_Direction_
The entries below should be given again exactly, minus their pictures.

— START Records for the task —

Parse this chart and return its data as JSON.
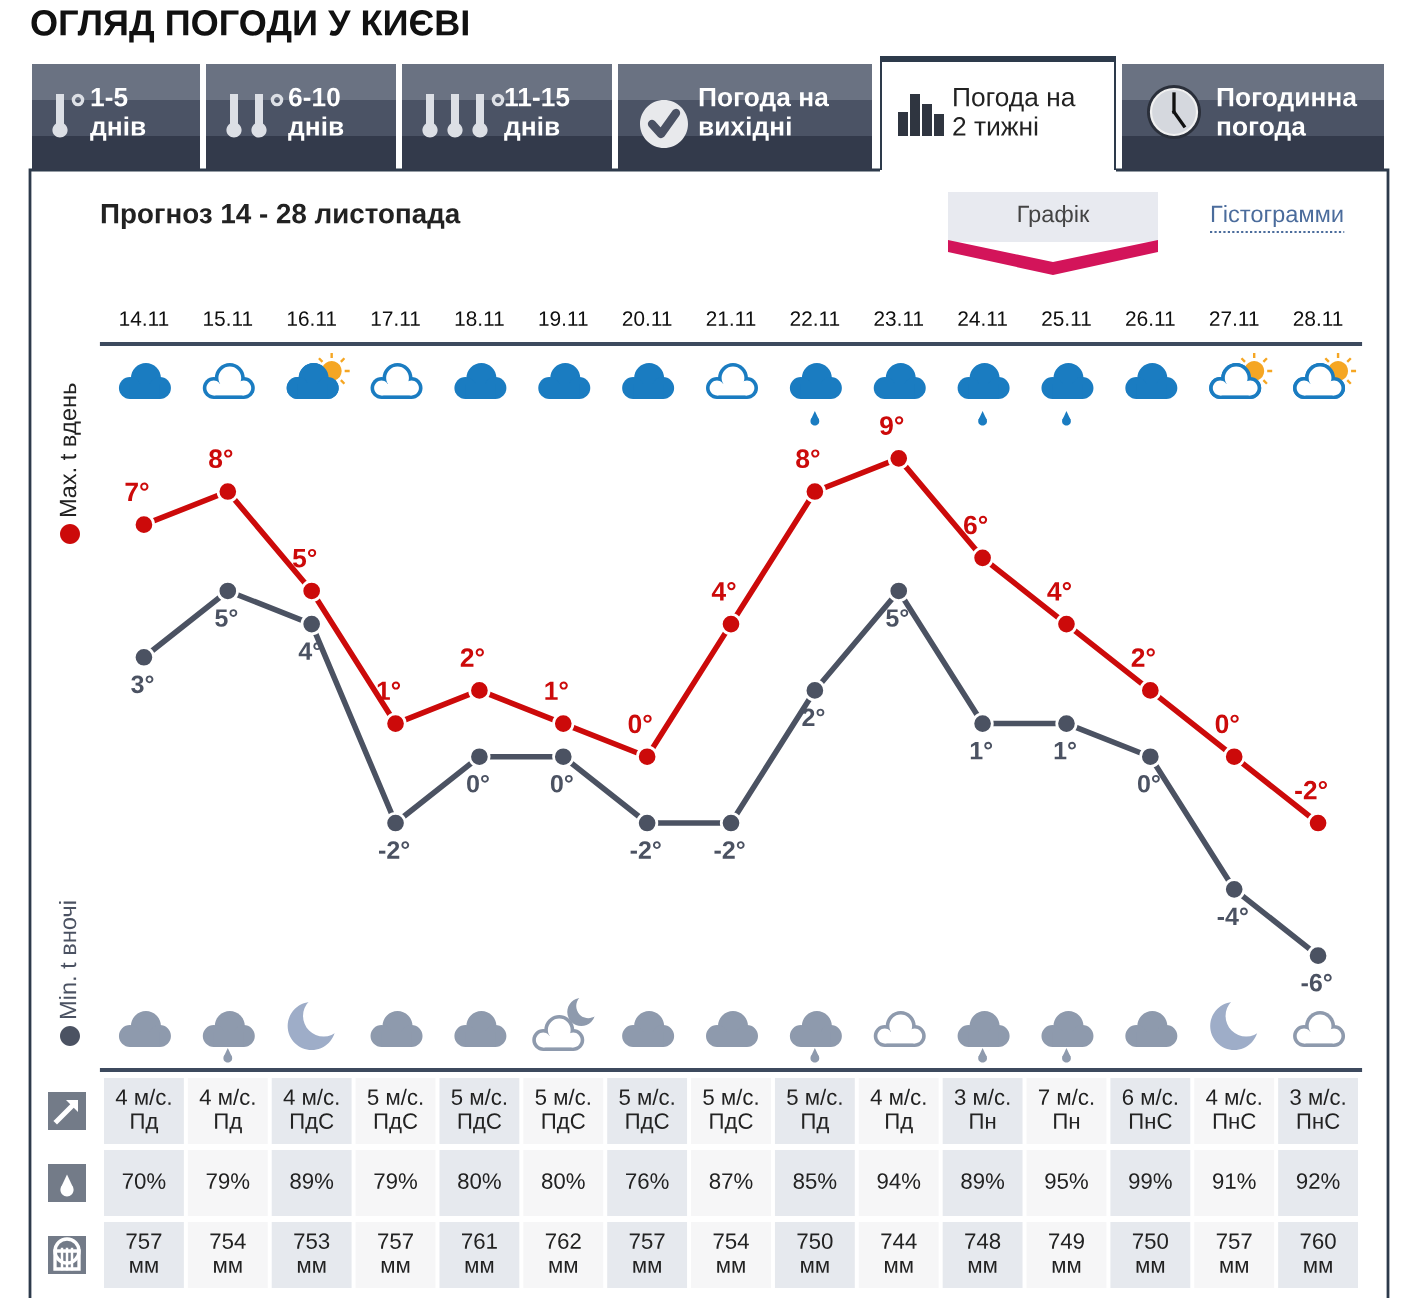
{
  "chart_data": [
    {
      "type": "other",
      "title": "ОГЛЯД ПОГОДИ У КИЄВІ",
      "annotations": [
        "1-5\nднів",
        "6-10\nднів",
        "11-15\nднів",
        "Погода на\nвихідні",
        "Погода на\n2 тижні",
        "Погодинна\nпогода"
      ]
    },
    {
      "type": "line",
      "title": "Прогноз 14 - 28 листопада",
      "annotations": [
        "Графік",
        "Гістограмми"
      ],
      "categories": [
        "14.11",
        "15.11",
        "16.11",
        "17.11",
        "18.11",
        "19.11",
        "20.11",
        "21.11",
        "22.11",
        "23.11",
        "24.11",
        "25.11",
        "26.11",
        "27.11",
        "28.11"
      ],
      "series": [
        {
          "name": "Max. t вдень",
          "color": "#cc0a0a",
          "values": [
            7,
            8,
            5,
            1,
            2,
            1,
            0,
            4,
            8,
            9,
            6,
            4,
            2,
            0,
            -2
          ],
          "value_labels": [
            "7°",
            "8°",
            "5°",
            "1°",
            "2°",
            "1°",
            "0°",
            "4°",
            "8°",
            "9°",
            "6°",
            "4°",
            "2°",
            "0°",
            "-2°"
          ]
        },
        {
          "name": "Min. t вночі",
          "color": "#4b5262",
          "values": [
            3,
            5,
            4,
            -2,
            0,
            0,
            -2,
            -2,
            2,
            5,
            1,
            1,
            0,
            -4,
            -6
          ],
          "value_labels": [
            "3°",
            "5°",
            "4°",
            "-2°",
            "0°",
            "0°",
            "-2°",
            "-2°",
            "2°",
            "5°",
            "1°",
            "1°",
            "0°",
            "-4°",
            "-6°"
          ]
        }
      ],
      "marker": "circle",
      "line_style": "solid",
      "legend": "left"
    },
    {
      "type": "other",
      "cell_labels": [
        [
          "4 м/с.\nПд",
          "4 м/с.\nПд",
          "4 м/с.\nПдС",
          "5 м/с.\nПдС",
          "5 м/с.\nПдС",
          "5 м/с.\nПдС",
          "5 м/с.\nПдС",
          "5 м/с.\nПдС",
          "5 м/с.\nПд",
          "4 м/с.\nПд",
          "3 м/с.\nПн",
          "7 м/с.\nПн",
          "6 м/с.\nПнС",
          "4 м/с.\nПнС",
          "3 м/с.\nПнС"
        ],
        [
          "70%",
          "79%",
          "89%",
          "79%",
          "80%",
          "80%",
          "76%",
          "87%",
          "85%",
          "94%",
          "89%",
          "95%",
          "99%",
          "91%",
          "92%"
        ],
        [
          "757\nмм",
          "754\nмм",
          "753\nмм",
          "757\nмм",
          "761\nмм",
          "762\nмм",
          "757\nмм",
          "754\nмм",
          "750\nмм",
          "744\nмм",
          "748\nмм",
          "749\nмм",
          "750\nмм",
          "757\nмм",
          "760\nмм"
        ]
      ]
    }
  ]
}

— END Records for the task —

_Correct response_
Parse this chart and return its data as JSON.
{
  "chart_data": [
    {
      "type": "other",
      "title": "ОГЛЯД ПОГОДИ У КИЄВІ",
      "annotations": [
        "1-5\nднів",
        "6-10\nднів",
        "11-15\nднів",
        "Погода на\nвихідні",
        "Погода на\n2 тижні",
        "Погодинна\nпогода"
      ]
    },
    {
      "type": "line",
      "title": "Прогноз 14 - 28 листопада",
      "annotations": [
        "Графік",
        "Гістограмми"
      ],
      "categories": [
        "14.11",
        "15.11",
        "16.11",
        "17.11",
        "18.11",
        "19.11",
        "20.11",
        "21.11",
        "22.11",
        "23.11",
        "24.11",
        "25.11",
        "26.11",
        "27.11",
        "28.11"
      ],
      "series": [
        {
          "name": "Max. t вдень",
          "color": "#cc0a0a",
          "values": [
            7,
            8,
            5,
            1,
            2,
            1,
            0,
            4,
            8,
            9,
            6,
            4,
            2,
            0,
            -2
          ],
          "value_labels": [
            "7°",
            "8°",
            "5°",
            "1°",
            "2°",
            "1°",
            "0°",
            "4°",
            "8°",
            "9°",
            "6°",
            "4°",
            "2°",
            "0°",
            "-2°"
          ]
        },
        {
          "name": "Min. t вночі",
          "color": "#4b5262",
          "values": [
            3,
            5,
            4,
            -2,
            0,
            0,
            -2,
            -2,
            2,
            5,
            1,
            1,
            0,
            -4,
            -6
          ],
          "value_labels": [
            "3°",
            "5°",
            "4°",
            "-2°",
            "0°",
            "0°",
            "-2°",
            "-2°",
            "2°",
            "5°",
            "1°",
            "1°",
            "0°",
            "-4°",
            "-6°"
          ]
        }
      ],
      "marker": "circle",
      "line_style": "solid",
      "legend": "left"
    },
    {
      "type": "other",
      "cell_labels": [
        [
          "4 м/с.\nПд",
          "4 м/с.\nПд",
          "4 м/с.\nПдС",
          "5 м/с.\nПдС",
          "5 м/с.\nПдС",
          "5 м/с.\nПдС",
          "5 м/с.\nПдС",
          "5 м/с.\nПдС",
          "5 м/с.\nПд",
          "4 м/с.\nПд",
          "3 м/с.\nПн",
          "7 м/с.\nПн",
          "6 м/с.\nПнС",
          "4 м/с.\nПнС",
          "3 м/с.\nПнС"
        ],
        [
          "70%",
          "79%",
          "89%",
          "79%",
          "80%",
          "80%",
          "76%",
          "87%",
          "85%",
          "94%",
          "89%",
          "95%",
          "99%",
          "91%",
          "92%"
        ],
        [
          "757\nмм",
          "754\nмм",
          "753\nмм",
          "757\nмм",
          "761\nмм",
          "762\nмм",
          "757\nмм",
          "754\nмм",
          "750\nмм",
          "744\nмм",
          "748\nмм",
          "749\nмм",
          "750\nмм",
          "757\nмм",
          "760\nмм"
        ]
      ]
    }
  ]
}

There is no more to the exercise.